• _DATA SUPPLIED_
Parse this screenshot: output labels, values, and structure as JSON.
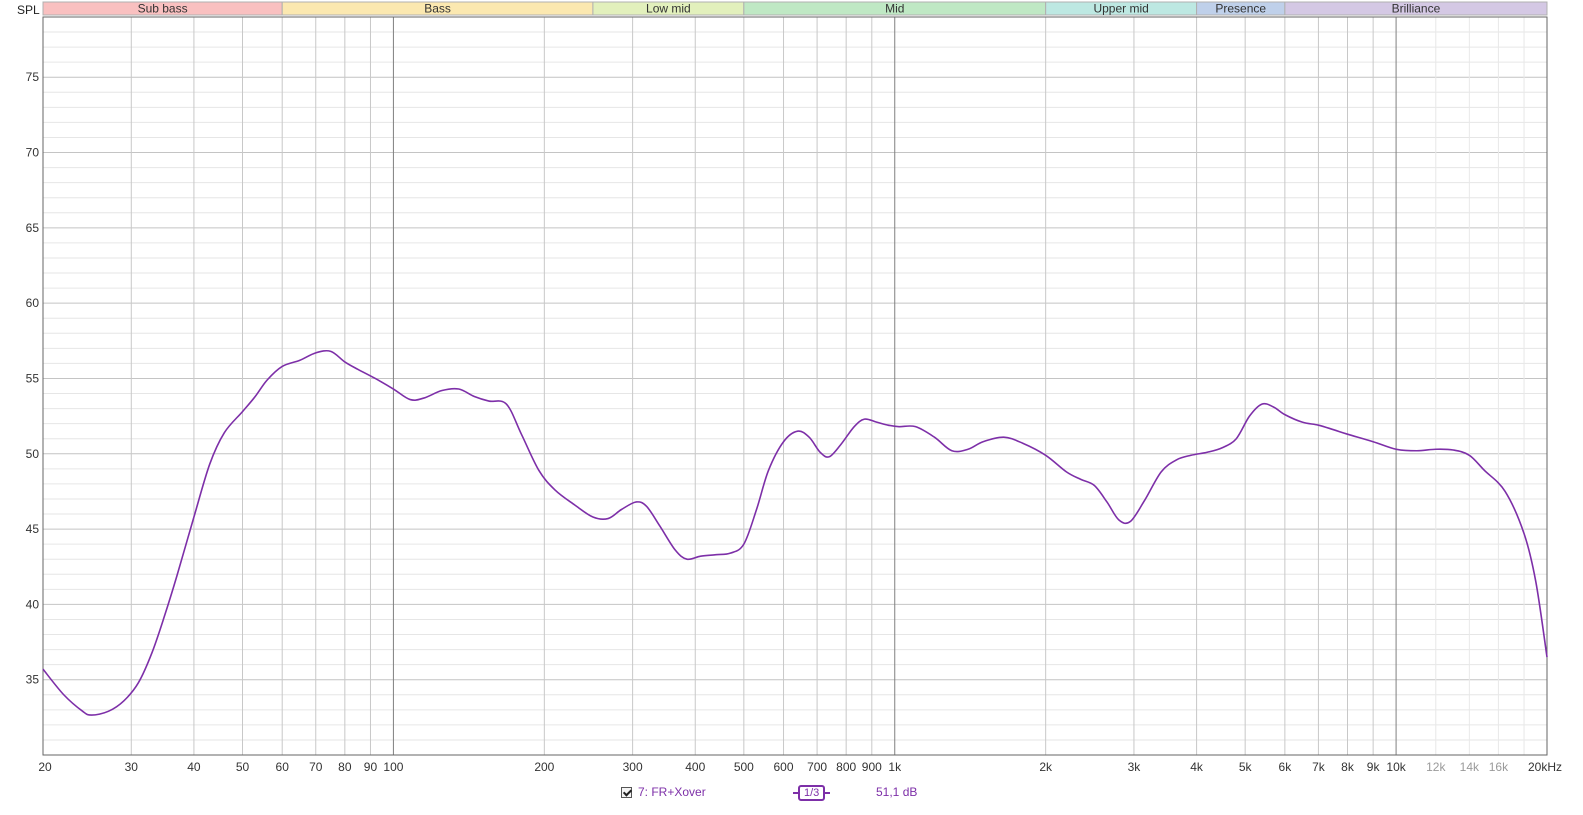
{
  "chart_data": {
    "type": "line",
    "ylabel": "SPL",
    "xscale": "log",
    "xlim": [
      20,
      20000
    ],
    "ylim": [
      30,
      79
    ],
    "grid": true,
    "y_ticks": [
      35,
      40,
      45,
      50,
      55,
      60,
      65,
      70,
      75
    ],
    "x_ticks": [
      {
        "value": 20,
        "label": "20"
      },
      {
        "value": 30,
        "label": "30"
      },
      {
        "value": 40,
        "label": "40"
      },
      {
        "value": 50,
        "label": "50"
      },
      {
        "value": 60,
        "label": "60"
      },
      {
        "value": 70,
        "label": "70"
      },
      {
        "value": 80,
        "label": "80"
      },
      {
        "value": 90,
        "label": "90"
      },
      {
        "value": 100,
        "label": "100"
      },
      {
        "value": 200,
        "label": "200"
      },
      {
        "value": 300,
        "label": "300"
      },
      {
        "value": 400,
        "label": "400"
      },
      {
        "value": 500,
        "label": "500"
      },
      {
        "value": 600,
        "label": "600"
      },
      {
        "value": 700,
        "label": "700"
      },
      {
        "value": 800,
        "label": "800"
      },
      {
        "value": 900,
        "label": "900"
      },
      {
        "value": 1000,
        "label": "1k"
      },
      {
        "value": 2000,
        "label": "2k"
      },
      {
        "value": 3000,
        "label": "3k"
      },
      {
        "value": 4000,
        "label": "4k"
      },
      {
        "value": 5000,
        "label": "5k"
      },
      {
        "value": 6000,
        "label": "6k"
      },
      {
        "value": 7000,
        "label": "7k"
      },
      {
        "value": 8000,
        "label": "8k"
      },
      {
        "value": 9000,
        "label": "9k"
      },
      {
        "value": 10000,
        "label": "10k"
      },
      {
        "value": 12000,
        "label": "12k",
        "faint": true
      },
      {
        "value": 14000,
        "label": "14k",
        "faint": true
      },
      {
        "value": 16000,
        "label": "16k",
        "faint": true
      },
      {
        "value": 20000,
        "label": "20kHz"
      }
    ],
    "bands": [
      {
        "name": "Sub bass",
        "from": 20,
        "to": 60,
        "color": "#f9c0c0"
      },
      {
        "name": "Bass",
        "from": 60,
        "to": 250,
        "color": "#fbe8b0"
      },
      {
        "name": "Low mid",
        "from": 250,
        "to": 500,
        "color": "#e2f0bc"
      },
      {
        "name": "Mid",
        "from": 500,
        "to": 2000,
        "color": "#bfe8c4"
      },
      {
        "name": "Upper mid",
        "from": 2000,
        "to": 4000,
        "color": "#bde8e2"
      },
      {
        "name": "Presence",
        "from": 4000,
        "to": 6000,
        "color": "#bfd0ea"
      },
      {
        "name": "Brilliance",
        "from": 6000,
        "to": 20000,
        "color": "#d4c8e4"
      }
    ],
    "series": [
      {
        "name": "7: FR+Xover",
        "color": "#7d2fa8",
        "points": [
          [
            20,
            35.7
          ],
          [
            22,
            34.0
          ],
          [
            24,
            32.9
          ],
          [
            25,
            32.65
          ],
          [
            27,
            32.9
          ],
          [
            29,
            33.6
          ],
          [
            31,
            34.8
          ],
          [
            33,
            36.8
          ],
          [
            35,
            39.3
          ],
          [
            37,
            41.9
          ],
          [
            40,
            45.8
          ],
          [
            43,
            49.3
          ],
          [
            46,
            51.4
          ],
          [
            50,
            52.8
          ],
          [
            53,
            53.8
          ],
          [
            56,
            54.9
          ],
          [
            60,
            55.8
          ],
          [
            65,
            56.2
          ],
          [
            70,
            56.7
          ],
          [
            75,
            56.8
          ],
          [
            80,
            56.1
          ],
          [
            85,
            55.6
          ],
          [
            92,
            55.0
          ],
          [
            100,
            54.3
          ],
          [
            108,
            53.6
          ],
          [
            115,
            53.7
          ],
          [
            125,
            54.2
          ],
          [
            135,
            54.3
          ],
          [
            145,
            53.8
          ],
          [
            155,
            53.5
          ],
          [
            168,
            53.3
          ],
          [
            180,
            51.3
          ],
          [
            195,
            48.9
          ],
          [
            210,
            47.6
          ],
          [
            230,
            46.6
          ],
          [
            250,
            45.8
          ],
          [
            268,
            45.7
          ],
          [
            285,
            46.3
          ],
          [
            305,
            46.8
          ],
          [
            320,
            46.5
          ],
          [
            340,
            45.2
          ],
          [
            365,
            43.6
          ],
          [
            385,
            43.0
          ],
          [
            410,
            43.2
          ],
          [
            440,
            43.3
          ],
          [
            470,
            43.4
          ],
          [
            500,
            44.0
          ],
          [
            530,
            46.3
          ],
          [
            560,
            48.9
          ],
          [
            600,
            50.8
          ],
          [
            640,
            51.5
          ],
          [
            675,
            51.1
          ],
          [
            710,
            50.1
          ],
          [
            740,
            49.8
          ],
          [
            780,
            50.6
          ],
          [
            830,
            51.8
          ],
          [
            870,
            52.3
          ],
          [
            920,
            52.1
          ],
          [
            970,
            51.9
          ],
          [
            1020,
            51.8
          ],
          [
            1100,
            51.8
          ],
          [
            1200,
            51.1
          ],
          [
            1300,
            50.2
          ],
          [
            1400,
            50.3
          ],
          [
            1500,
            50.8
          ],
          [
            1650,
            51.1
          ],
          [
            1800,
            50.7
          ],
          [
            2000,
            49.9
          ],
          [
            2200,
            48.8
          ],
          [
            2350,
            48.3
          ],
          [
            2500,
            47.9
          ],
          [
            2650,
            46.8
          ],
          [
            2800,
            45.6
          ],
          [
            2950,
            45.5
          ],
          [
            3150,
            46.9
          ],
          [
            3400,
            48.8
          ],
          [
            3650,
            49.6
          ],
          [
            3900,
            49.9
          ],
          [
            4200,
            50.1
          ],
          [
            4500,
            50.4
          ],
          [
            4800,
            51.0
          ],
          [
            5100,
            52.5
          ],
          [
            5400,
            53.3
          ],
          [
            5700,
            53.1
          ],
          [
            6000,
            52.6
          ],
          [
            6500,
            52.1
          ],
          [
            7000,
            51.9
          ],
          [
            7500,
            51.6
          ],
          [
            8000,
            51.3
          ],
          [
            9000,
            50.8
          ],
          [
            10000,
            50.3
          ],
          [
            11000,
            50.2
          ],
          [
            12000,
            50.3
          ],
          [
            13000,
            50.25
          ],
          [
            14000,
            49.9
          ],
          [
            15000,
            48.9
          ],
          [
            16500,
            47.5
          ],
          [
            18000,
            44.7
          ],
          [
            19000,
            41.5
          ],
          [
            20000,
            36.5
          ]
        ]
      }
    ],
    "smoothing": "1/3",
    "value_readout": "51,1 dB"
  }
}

---

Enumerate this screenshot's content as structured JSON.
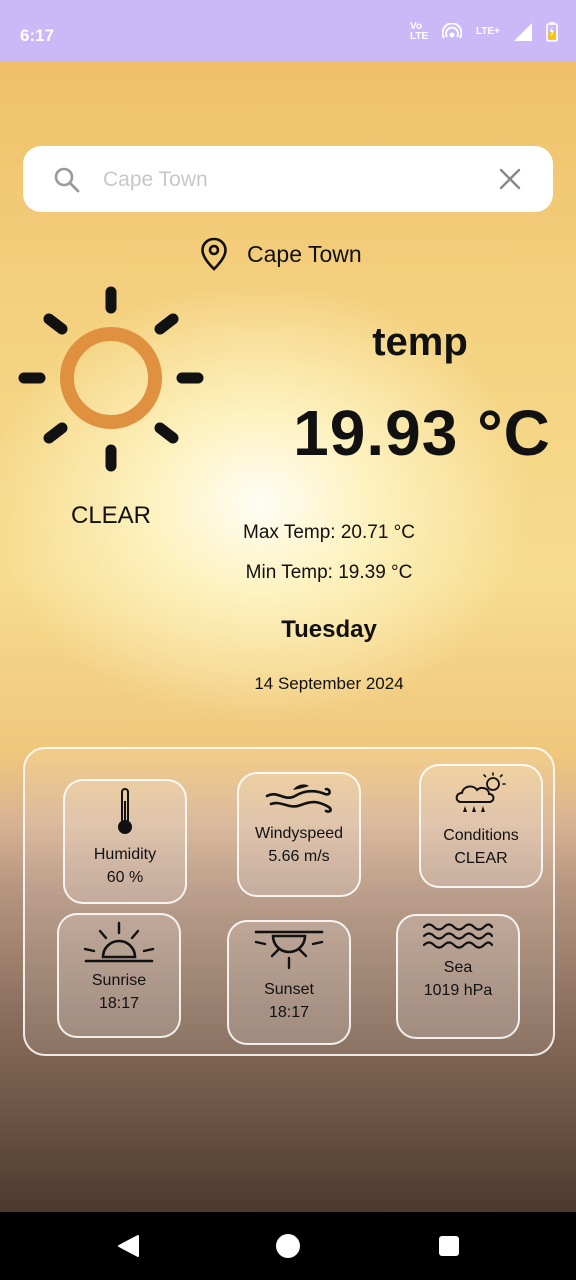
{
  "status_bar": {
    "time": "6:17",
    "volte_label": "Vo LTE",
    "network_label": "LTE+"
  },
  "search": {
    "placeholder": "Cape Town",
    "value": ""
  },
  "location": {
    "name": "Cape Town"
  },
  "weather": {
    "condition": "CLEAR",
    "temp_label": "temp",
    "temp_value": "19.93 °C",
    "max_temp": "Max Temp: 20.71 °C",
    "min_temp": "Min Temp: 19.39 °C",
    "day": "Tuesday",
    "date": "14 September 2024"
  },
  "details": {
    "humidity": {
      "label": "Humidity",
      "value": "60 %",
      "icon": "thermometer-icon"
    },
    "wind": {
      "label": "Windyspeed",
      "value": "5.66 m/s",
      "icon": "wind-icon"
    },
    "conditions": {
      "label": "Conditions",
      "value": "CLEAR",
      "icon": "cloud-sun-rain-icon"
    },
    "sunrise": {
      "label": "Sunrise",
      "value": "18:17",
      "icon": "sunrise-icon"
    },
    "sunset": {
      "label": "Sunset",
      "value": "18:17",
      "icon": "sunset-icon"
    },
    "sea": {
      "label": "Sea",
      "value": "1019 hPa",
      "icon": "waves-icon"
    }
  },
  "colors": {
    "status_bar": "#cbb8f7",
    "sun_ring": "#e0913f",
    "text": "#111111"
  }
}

---

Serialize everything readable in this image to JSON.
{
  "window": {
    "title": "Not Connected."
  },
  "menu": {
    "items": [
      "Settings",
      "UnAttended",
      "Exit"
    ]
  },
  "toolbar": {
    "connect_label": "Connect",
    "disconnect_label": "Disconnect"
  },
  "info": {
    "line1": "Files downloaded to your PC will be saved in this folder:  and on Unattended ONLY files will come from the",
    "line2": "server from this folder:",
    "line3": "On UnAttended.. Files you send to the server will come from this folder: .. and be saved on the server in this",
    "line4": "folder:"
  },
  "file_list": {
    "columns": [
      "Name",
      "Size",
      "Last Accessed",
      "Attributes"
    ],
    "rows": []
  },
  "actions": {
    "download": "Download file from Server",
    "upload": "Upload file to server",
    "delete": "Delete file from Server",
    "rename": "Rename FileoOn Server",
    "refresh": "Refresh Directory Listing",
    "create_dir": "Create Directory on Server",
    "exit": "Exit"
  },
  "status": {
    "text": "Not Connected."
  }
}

• _OBJECTIVE_
Using the listing above, pick out each line that contains the word "will", then copy it.

• _EXERCISE RESPONSE_
    "line1": "Files downloaded to your PC will be saved in this folder:  and on Unattended ONLY files will come from the",
    "line3": "On UnAttended.. Files you send to the server will come from this folder: .. and be saved on the server in this",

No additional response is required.